Reproduce the listing below exactly, minus its pictures.

────────────────────

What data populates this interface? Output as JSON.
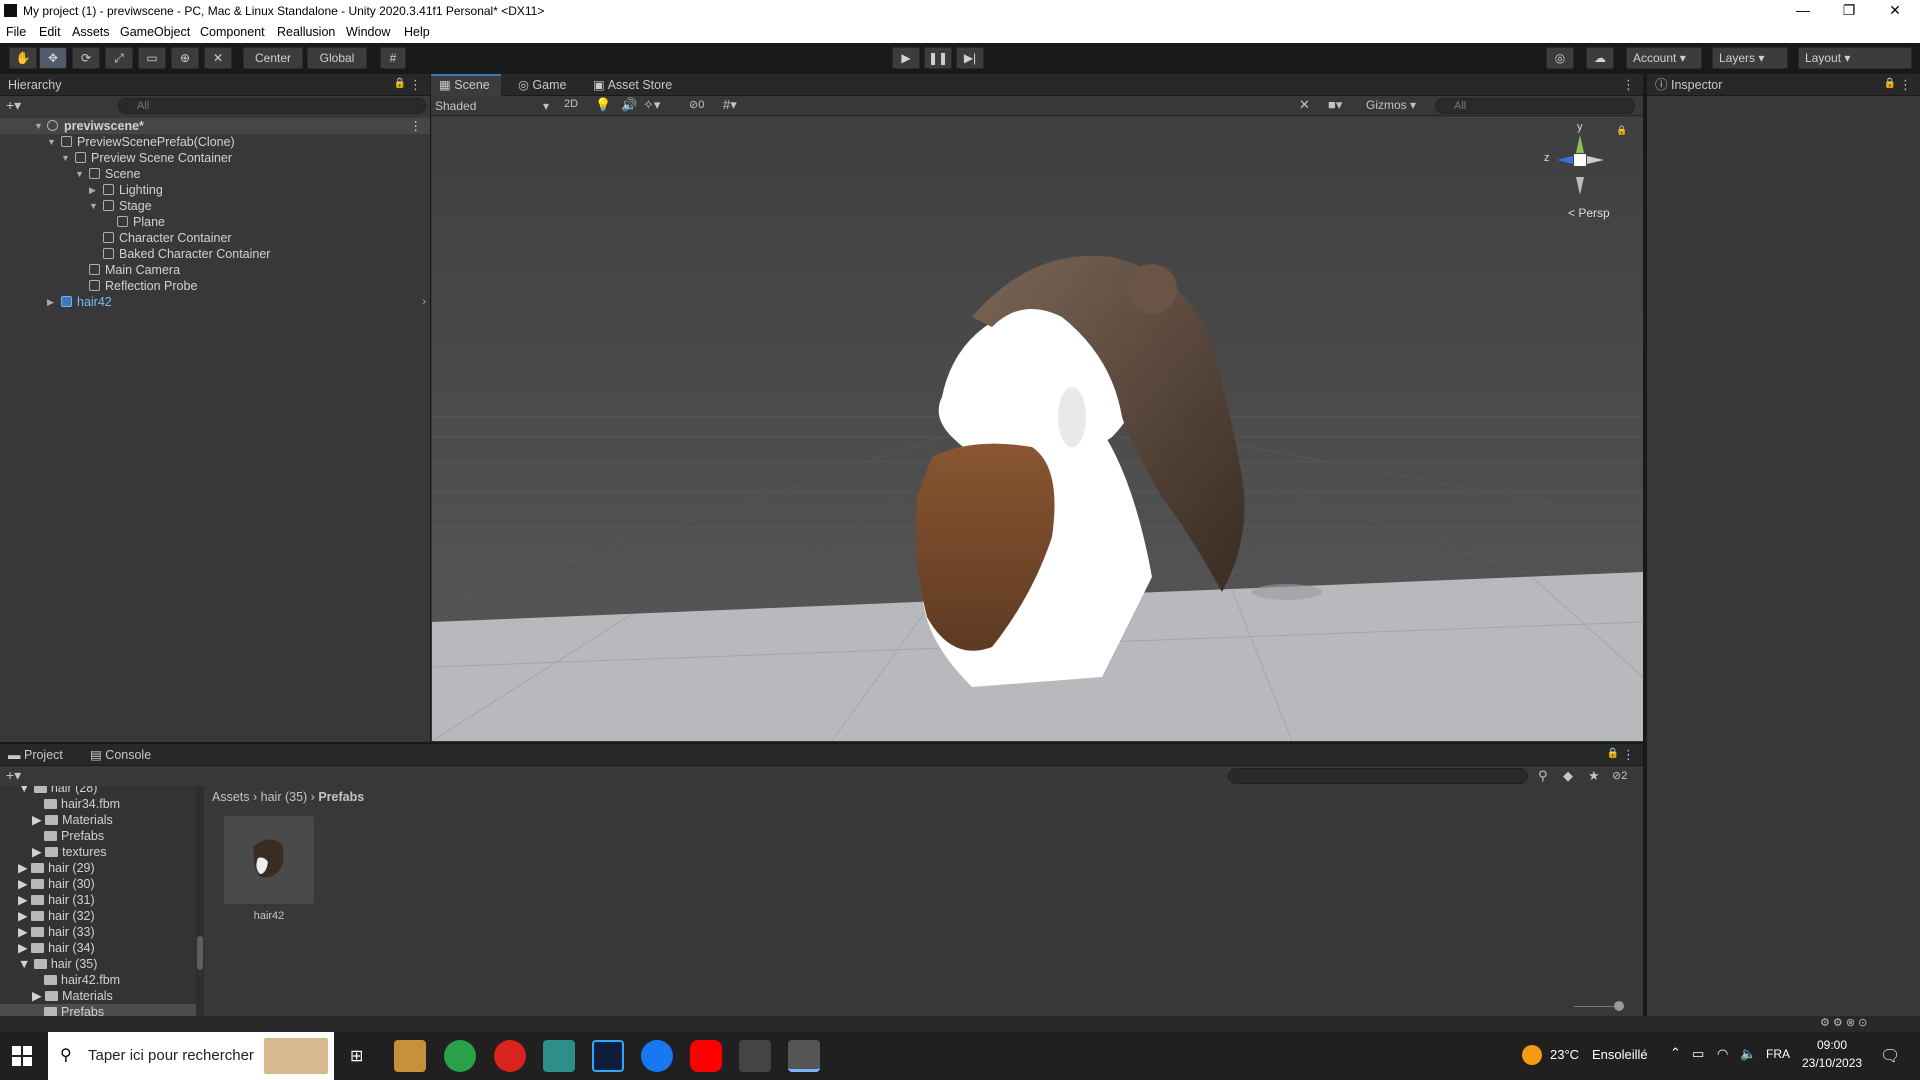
{
  "window": {
    "title": "My project (1) - previwscene - PC, Mac & Linux Standalone - Unity 2020.3.41f1 Personal* <DX11>",
    "minimize": "—",
    "maximize": "❐",
    "close": "✕"
  },
  "menu": [
    "File",
    "Edit",
    "Assets",
    "GameObject",
    "Component",
    "Reallusion",
    "Window",
    "Help"
  ],
  "toolbar": {
    "pivot": "Center",
    "space": "Global",
    "account": "Account",
    "layers": "Layers",
    "layout": "Layout"
  },
  "hierarchy": {
    "tab": "Hierarchy",
    "search_placeholder": "All",
    "rows": [
      {
        "label": "previwscene*",
        "bold": true
      },
      {
        "label": "PreviewScenePrefab(Clone)"
      },
      {
        "label": "Preview Scene Container"
      },
      {
        "label": "Scene"
      },
      {
        "label": "Lighting"
      },
      {
        "label": "Stage"
      },
      {
        "label": "Plane"
      },
      {
        "label": "Character Container"
      },
      {
        "label": "Baked Character Container"
      },
      {
        "label": "Main Camera"
      },
      {
        "label": "Reflection Probe"
      },
      {
        "label": "hair42",
        "prefab": true
      }
    ]
  },
  "scene": {
    "tabs": [
      "Scene",
      "Game",
      "Asset Store"
    ],
    "shading": "Shaded",
    "mode2d": "2D",
    "hidden_count": "0",
    "gizmos": "Gizmos",
    "search_placeholder": "All",
    "persp_label": "< Persp",
    "axis_y": "y",
    "axis_z": "z"
  },
  "inspector": {
    "tab": "Inspector"
  },
  "project": {
    "tabs": [
      "Project",
      "Console"
    ],
    "hidden_count": "2",
    "breadcrumb": [
      "Assets",
      "hair (35)",
      "Prefabs"
    ],
    "tree": [
      {
        "label": "hair (28)",
        "indent": 1,
        "open": true
      },
      {
        "label": "hair34.fbm",
        "indent": 2
      },
      {
        "label": "Materials",
        "indent": 2,
        "arrow": true
      },
      {
        "label": "Prefabs",
        "indent": 2
      },
      {
        "label": "textures",
        "indent": 2,
        "arrow": true
      },
      {
        "label": "hair (29)",
        "indent": 1,
        "arrow": true
      },
      {
        "label": "hair (30)",
        "indent": 1,
        "arrow": true
      },
      {
        "label": "hair (31)",
        "indent": 1,
        "arrow": true
      },
      {
        "label": "hair (32)",
        "indent": 1,
        "arrow": true
      },
      {
        "label": "hair (33)",
        "indent": 1,
        "arrow": true
      },
      {
        "label": "hair (34)",
        "indent": 1,
        "arrow": true
      },
      {
        "label": "hair (35)",
        "indent": 1,
        "open": true
      },
      {
        "label": "hair42.fbm",
        "indent": 2
      },
      {
        "label": "Materials",
        "indent": 2,
        "arrow": true
      },
      {
        "label": "Prefabs",
        "indent": 2,
        "selected": true
      }
    ],
    "asset": {
      "label": "hair42"
    }
  },
  "taskbar": {
    "search_placeholder": "Taper ici pour rechercher",
    "weather_temp": "23°C",
    "weather_text": "Ensoleillé",
    "lang": "FRA",
    "time": "09:00",
    "date": "23/10/2023"
  },
  "colors": {
    "accent": "#3a79bb",
    "panel": "#383838",
    "viewport": "#474747"
  }
}
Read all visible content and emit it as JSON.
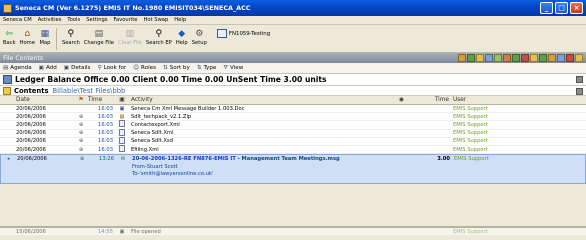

────────────────────

Response to this exercise ▸
What data populates this interface? Output as JSON.
{
  "window": {
    "title": "My project (1) - previwscene - PC, Mac & Linux Standalone - Unity 2020.3.41f1 Personal* <DX11>",
    "minimize": "—",
    "maximize": "❐",
    "close": "✕"
  },
  "menu": [
    "File",
    "Edit",
    "Assets",
    "GameObject",
    "Component",
    "Reallusion",
    "Window",
    "Help"
  ],
  "toolbar": {
    "pivot": "Center",
    "space": "Global",
    "account": "Account",
    "layers": "Layers",
    "layout": "Layout"
  },
  "hierarchy": {
    "tab": "Hierarchy",
    "search_placeholder": "All",
    "rows": [
      {
        "label": "previwscene*",
        "bold": true
      },
      {
        "label": "PreviewScenePrefab(Clone)"
      },
      {
        "label": "Preview Scene Container"
      },
      {
        "label": "Scene"
      },
      {
        "label": "Lighting"
      },
      {
        "label": "Stage"
      },
      {
        "label": "Plane"
      },
      {
        "label": "Character Container"
      },
      {
        "label": "Baked Character Container"
      },
      {
        "label": "Main Camera"
      },
      {
        "label": "Reflection Probe"
      },
      {
        "label": "hair42",
        "prefab": true
      }
    ]
  },
  "scene": {
    "tabs": [
      "Scene",
      "Game",
      "Asset Store"
    ],
    "shading": "Shaded",
    "mode2d": "2D",
    "hidden_count": "0",
    "gizmos": "Gizmos",
    "search_placeholder": "All",
    "persp_label": "< Persp",
    "axis_y": "y",
    "axis_z": "z"
  },
  "inspector": {
    "tab": "Inspector"
  },
  "project": {
    "tabs": [
      "Project",
      "Console"
    ],
    "hidden_count": "2",
    "breadcrumb": [
      "Assets",
      "hair (35)",
      "Prefabs"
    ],
    "tree": [
      {
        "label": "hair (28)",
        "indent": 1,
        "open": true
      },
      {
        "label": "hair34.fbm",
        "indent": 2
      },
      {
        "label": "Materials",
        "indent": 2,
        "arrow": true
      },
      {
        "label": "Prefabs",
        "indent": 2
      },
      {
        "label": "textures",
        "indent": 2,
        "arrow": true
      },
      {
        "label": "hair (29)",
        "indent": 1,
        "arrow": true
      },
      {
        "label": "hair (30)",
        "indent": 1,
        "arrow": true
      },
      {
        "label": "hair (31)",
        "indent": 1,
        "arrow": true
      },
      {
        "label": "hair (32)",
        "indent": 1,
        "arrow": true
      },
      {
        "label": "hair (33)",
        "indent": 1,
        "arrow": true
      },
      {
        "label": "hair (34)",
        "indent": 1,
        "arrow": true
      },
      {
        "label": "hair (35)",
        "indent": 1,
        "open": true
      },
      {
        "label": "hair42.fbm",
        "indent": 2
      },
      {
        "label": "Materials",
        "indent": 2,
        "arrow": true
      },
      {
        "label": "Prefabs",
        "indent": 2,
        "selected": true
      }
    ],
    "asset": {
      "label": "hair42"
    }
  },
  "taskbar": {
    "search_placeholder": "Taper ici pour rechercher",
    "weather_temp": "23°C",
    "weather_text": "Ensoleillé",
    "lang": "FRA",
    "time": "09:00",
    "date": "23/10/2023"
  },
  "colors": {
    "accent": "#3a79bb",
    "panel": "#383838",
    "viewport": "#474747"
  }
}
Read all visible content and emit it as JSON.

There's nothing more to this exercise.